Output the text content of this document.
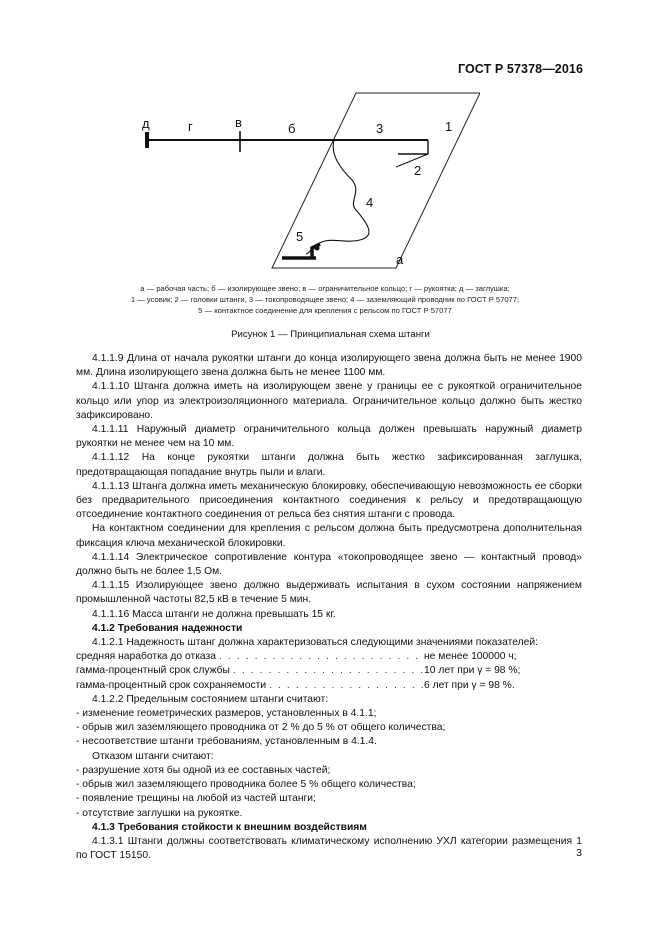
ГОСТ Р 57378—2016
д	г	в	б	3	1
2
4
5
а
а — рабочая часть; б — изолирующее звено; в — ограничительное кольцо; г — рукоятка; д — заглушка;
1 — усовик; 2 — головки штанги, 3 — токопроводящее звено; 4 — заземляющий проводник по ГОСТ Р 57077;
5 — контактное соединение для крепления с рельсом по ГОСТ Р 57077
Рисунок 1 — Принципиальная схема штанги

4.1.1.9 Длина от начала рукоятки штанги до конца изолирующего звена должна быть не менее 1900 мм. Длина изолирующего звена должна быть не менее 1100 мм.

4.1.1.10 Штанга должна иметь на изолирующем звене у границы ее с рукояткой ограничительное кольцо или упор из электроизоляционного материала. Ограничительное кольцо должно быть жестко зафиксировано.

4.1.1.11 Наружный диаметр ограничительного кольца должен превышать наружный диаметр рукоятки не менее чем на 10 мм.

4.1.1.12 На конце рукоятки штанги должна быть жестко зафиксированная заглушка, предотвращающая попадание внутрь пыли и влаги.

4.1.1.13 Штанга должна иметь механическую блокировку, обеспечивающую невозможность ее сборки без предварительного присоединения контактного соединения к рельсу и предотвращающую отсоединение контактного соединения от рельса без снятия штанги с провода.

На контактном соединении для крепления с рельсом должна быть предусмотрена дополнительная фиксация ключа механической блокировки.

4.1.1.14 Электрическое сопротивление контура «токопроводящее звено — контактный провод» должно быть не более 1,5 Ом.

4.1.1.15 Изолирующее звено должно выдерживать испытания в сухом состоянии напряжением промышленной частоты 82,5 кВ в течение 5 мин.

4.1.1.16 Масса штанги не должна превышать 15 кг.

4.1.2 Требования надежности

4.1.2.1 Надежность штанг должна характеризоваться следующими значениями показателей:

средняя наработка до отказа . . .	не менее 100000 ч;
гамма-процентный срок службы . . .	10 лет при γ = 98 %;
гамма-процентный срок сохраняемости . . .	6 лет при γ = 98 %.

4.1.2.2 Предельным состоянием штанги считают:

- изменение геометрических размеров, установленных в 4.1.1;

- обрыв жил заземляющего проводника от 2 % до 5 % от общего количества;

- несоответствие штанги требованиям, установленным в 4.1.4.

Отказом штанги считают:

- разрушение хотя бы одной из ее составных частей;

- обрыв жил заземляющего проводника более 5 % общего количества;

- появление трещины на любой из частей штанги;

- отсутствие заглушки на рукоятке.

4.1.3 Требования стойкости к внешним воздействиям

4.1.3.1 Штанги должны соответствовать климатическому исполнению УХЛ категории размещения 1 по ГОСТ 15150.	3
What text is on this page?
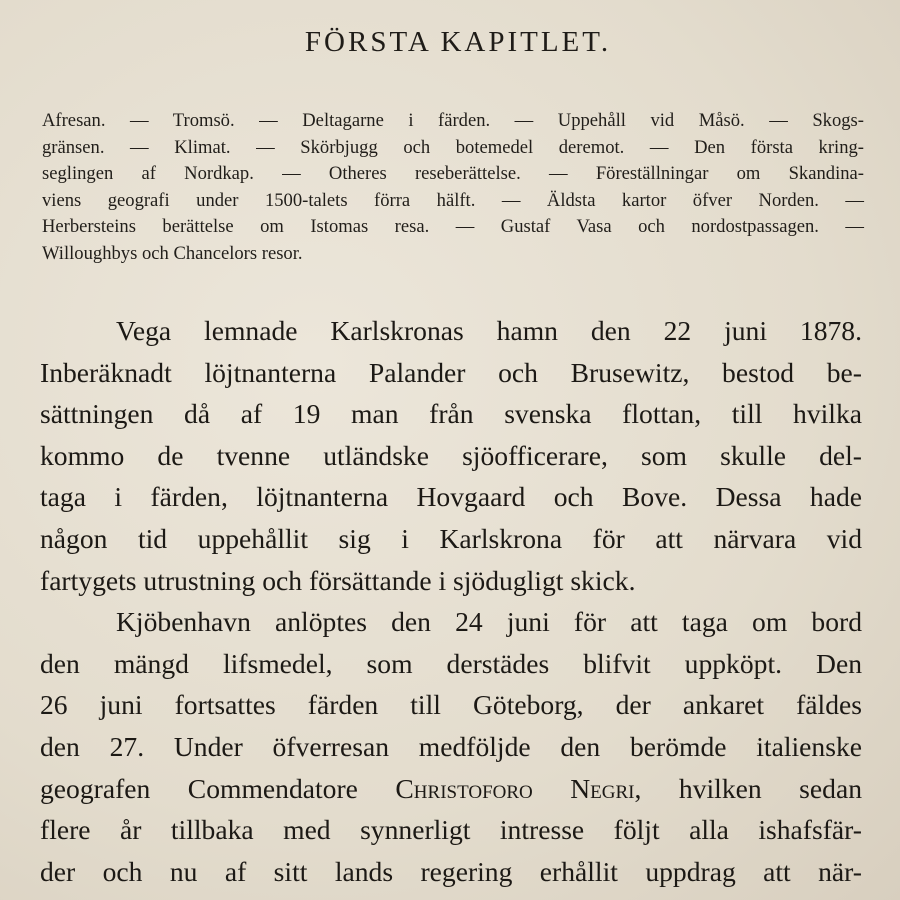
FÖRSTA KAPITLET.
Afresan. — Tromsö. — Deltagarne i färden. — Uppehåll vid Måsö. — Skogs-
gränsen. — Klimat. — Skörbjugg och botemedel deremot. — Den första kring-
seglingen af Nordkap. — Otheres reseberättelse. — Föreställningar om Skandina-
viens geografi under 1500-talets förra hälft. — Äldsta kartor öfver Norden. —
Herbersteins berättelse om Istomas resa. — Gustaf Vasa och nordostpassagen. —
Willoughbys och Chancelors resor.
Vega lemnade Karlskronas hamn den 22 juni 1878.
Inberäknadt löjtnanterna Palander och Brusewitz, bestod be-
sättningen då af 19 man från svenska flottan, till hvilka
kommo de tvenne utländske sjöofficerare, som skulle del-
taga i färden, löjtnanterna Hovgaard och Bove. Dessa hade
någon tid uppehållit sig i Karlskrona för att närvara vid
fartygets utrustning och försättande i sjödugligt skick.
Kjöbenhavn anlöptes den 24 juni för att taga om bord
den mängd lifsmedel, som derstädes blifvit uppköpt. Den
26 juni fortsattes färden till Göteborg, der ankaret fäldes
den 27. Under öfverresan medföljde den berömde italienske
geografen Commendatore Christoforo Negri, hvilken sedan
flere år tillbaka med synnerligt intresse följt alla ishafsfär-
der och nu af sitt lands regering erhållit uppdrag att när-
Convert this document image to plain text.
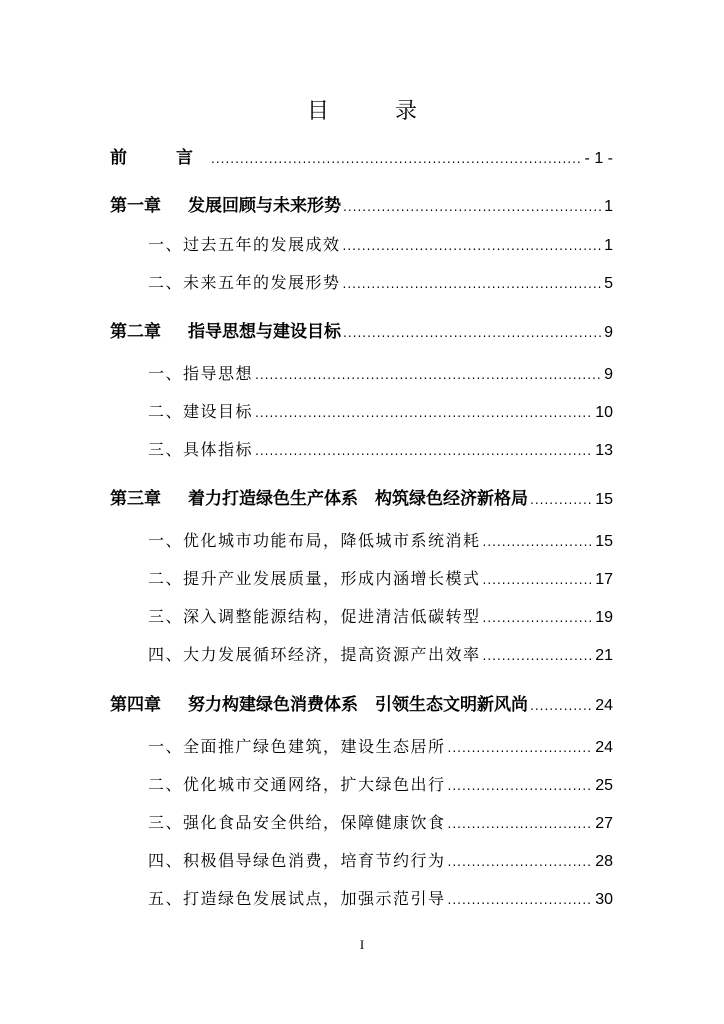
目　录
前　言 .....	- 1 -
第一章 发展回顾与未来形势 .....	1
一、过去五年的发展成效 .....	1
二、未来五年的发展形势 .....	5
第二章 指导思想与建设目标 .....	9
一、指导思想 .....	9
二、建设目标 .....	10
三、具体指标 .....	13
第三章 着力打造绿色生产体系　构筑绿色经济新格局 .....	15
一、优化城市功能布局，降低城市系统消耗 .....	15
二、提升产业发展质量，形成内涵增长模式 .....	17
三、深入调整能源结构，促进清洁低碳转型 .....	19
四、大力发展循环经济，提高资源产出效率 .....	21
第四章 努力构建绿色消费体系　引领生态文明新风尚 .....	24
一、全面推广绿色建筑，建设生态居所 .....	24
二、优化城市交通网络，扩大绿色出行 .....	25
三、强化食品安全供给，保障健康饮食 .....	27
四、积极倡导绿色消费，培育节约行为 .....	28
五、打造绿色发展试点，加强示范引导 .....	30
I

**Task requirements:** Output the data above without changes, apart from leaving out the pictures.

**Final result:**
Output the text content of this document.
ГОСТ Р 57378—2016
д	г	в	б	3	1
2
4
5
а
а — рабочая часть; б — изолирующее звено; в — ограничительное кольцо; г — рукоятка; д — заглушка;
1 — усовик; 2 — головки штанги, 3 — токопроводящее звено; 4 — заземляющий проводник по ГОСТ Р 57077;
5 — контактное соединение для крепления с рельсом по ГОСТ Р 57077
Рисунок 1 — Принципиальная схема штанги

4.1.1.9 Длина от начала рукоятки штанги до конца изолирующего звена должна быть не менее 1900 мм. Длина изолирующего звена должна быть не менее 1100 мм.

4.1.1.10 Штанга должна иметь на изолирующем звене у границы ее с рукояткой ограничительное кольцо или упор из электроизоляционного материала. Ограничительное кольцо должно быть жестко зафиксировано.

4.1.1.11 Наружный диаметр ограничительного кольца должен превышать наружный диаметр рукоятки не менее чем на 10 мм.

4.1.1.12 На конце рукоятки штанги должна быть жестко зафиксированная заглушка, предотвращающая попадание внутрь пыли и влаги.

4.1.1.13 Штанга должна иметь механическую блокировку, обеспечивающую невозможность ее сборки без предварительного присоединения контактного соединения к рельсу и предотвращающую отсоединение контактного соединения от рельса без снятия штанги с провода.

На контактном соединении для крепления с рельсом должна быть предусмотрена дополнительная фиксация ключа механической блокировки.

4.1.1.14 Электрическое сопротивление контура «токопроводящее звено — контактный провод» должно быть не более 1,5 Ом.

4.1.1.15 Изолирующее звено должно выдерживать испытания в сухом состоянии напряжением промышленной частоты 82,5 кВ в течение 5 мин.

4.1.1.16 Масса штанги не должна превышать 15 кг.

4.1.2 Требования надежности

4.1.2.1 Надежность штанг должна характеризоваться следующими значениями показателей:

средняя наработка до отказа . . .	не менее 100000 ч;
гамма-процентный срок службы . . .	10 лет при γ = 98 %;
гамма-процентный срок сохраняемости . . .	6 лет при γ = 98 %.

4.1.2.2 Предельным состоянием штанги считают:

- изменение геометрических размеров, установленных в 4.1.1;

- обрыв жил заземляющего проводника от 2 % до 5 % от общего количества;

- несоответствие штанги требованиям, установленным в 4.1.4.

Отказом штанги считают:

- разрушение хотя бы одной из ее составных частей;

- обрыв жил заземляющего проводника более 5 % общего количества;

- появление трещины на любой из частей штанги;

- отсутствие заглушки на рукоятке.

4.1.3 Требования стойкости к внешним воздействиям

4.1.3.1 Штанги должны соответствовать климатическому исполнению УХЛ категории размещения 1 по ГОСТ 15150.	3
What text is on this page?
FÖRSTA KAPITLET.
Afresan. — Tromsö. — Deltagarne i färden. — Uppehåll vid Måsö. — Skogs-
gränsen. — Klimat. — Skörbjugg och botemedel deremot. — Den första kring-
seglingen af Nordkap. — Otheres reseberättelse. — Föreställningar om Skandina-
viens geografi under 1500-talets förra hälft. — Äldsta kartor öfver Norden. —
Herbersteins berättelse om Istomas resa. — Gustaf Vasa och nordostpassagen. —
Willoughbys och Chancelors resor.
Vega lemnade Karlskronas hamn den 22 juni 1878.
Inberäknadt löjtnanterna Palander och Brusewitz, bestod be-
sättningen då af 19 man från svenska flottan, till hvilka
kommo de tvenne utländske sjöofficerare, som skulle del-
taga i färden, löjtnanterna Hovgaard och Bove. Dessa hade
någon tid uppehållit sig i Karlskrona för att närvara vid
fartygets utrustning och försättande i sjödugligt skick.
Kjöbenhavn anlöptes den 24 juni för att taga om bord
den mängd lifsmedel, som derstädes blifvit uppköpt. Den
26 juni fortsattes färden till Göteborg, der ankaret fäldes
den 27. Under öfverresan medföljde den berömde italienske
geografen Commendatore Christoforo Negri, hvilken sedan
flere år tillbaka med synnerligt intresse följt alla ishafsfär-
der och nu af sitt lands regering erhållit uppdrag att när-
Convert this document image to plain text.
目　录
前　言 .....	- 1 -
第一章 发展回顾与未来形势 .....	1
一、过去五年的发展成效 .....	1
二、未来五年的发展形势 .....	5
第二章 指导思想与建设目标 .....	9
一、指导思想 .....	9
二、建设目标 .....	10
三、具体指标 .....	13
第三章 着力打造绿色生产体系　构筑绿色经济新格局 .....	15
一、优化城市功能布局，降低城市系统消耗 .....	15
二、提升产业发展质量，形成内涵增长模式 .....	17
三、深入调整能源结构，促进清洁低碳转型 .....	19
四、大力发展循环经济，提高资源产出效率 .....	21
第四章 努力构建绿色消费体系　引领生态文明新风尚 .....	24
一、全面推广绿色建筑，建设生态居所 .....	24
二、优化城市交通网络，扩大绿色出行 .....	25
三、强化食品安全供给，保障健康饮食 .....	27
四、积极倡导绿色消费，培育节约行为 .....	28
五、打造绿色发展试点，加强示范引导 .....	30
I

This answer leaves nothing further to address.